**Do this**
Return the material word for word. Do not include the pictures.

[Start of Extracted records]

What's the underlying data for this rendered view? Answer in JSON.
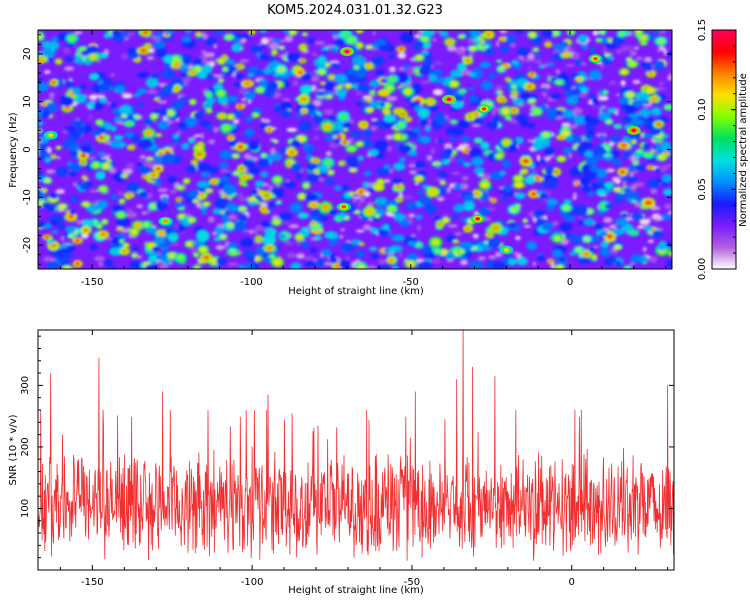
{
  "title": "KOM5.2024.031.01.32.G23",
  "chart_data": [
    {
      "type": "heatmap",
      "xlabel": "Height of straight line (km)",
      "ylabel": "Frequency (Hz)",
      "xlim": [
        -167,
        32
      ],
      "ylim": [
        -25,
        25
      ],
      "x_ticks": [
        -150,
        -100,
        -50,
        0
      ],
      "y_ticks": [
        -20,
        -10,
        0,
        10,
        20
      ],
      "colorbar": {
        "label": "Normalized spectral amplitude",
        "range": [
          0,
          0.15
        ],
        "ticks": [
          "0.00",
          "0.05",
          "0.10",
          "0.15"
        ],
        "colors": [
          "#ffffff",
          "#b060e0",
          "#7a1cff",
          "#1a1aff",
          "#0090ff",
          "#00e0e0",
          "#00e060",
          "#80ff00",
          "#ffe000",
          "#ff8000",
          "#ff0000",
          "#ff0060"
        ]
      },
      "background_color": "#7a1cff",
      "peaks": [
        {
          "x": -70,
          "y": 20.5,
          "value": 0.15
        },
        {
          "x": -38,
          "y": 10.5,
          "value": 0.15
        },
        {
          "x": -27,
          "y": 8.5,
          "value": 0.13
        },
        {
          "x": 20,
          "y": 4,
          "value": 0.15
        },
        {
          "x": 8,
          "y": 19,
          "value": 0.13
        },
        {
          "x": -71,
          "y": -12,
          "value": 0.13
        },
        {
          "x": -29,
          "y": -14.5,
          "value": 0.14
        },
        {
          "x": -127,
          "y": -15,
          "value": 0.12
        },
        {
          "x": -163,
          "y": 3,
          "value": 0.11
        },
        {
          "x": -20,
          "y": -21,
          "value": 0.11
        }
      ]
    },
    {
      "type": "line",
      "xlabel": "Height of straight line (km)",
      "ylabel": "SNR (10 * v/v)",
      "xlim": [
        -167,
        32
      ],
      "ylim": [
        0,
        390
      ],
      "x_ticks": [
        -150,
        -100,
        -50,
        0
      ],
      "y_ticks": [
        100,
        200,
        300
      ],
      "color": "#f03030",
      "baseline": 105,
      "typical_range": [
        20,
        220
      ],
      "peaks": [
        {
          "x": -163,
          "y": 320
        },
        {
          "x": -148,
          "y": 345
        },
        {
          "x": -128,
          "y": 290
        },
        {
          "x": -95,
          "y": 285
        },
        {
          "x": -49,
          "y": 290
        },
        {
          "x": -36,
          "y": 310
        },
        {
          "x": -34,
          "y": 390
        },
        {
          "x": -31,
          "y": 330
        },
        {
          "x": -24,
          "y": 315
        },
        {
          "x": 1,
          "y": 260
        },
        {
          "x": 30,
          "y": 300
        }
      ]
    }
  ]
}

[End of Extracted records]

**Result of this exercise**
What's the underlying data for this rendered view? Answer in JSON.
{
  "title": "KOM5.2024.031.01.32.G23",
  "chart_data": [
    {
      "type": "heatmap",
      "xlabel": "Height of straight line (km)",
      "ylabel": "Frequency (Hz)",
      "xlim": [
        -167,
        32
      ],
      "ylim": [
        -25,
        25
      ],
      "x_ticks": [
        -150,
        -100,
        -50,
        0
      ],
      "y_ticks": [
        -20,
        -10,
        0,
        10,
        20
      ],
      "colorbar": {
        "label": "Normalized spectral amplitude",
        "range": [
          0,
          0.15
        ],
        "ticks": [
          "0.00",
          "0.05",
          "0.10",
          "0.15"
        ],
        "colors": [
          "#ffffff",
          "#b060e0",
          "#7a1cff",
          "#1a1aff",
          "#0090ff",
          "#00e0e0",
          "#00e060",
          "#80ff00",
          "#ffe000",
          "#ff8000",
          "#ff0000",
          "#ff0060"
        ]
      },
      "background_color": "#7a1cff",
      "peaks": [
        {
          "x": -70,
          "y": 20.5,
          "value": 0.15
        },
        {
          "x": -38,
          "y": 10.5,
          "value": 0.15
        },
        {
          "x": -27,
          "y": 8.5,
          "value": 0.13
        },
        {
          "x": 20,
          "y": 4,
          "value": 0.15
        },
        {
          "x": 8,
          "y": 19,
          "value": 0.13
        },
        {
          "x": -71,
          "y": -12,
          "value": 0.13
        },
        {
          "x": -29,
          "y": -14.5,
          "value": 0.14
        },
        {
          "x": -127,
          "y": -15,
          "value": 0.12
        },
        {
          "x": -163,
          "y": 3,
          "value": 0.11
        },
        {
          "x": -20,
          "y": -21,
          "value": 0.11
        }
      ]
    },
    {
      "type": "line",
      "xlabel": "Height of straight line (km)",
      "ylabel": "SNR (10 * v/v)",
      "xlim": [
        -167,
        32
      ],
      "ylim": [
        0,
        390
      ],
      "x_ticks": [
        -150,
        -100,
        -50,
        0
      ],
      "y_ticks": [
        100,
        200,
        300
      ],
      "color": "#f03030",
      "baseline": 105,
      "typical_range": [
        20,
        220
      ],
      "peaks": [
        {
          "x": -163,
          "y": 320
        },
        {
          "x": -148,
          "y": 345
        },
        {
          "x": -128,
          "y": 290
        },
        {
          "x": -95,
          "y": 285
        },
        {
          "x": -49,
          "y": 290
        },
        {
          "x": -36,
          "y": 310
        },
        {
          "x": -34,
          "y": 390
        },
        {
          "x": -31,
          "y": 330
        },
        {
          "x": -24,
          "y": 315
        },
        {
          "x": 1,
          "y": 260
        },
        {
          "x": 30,
          "y": 300
        }
      ]
    }
  ]
}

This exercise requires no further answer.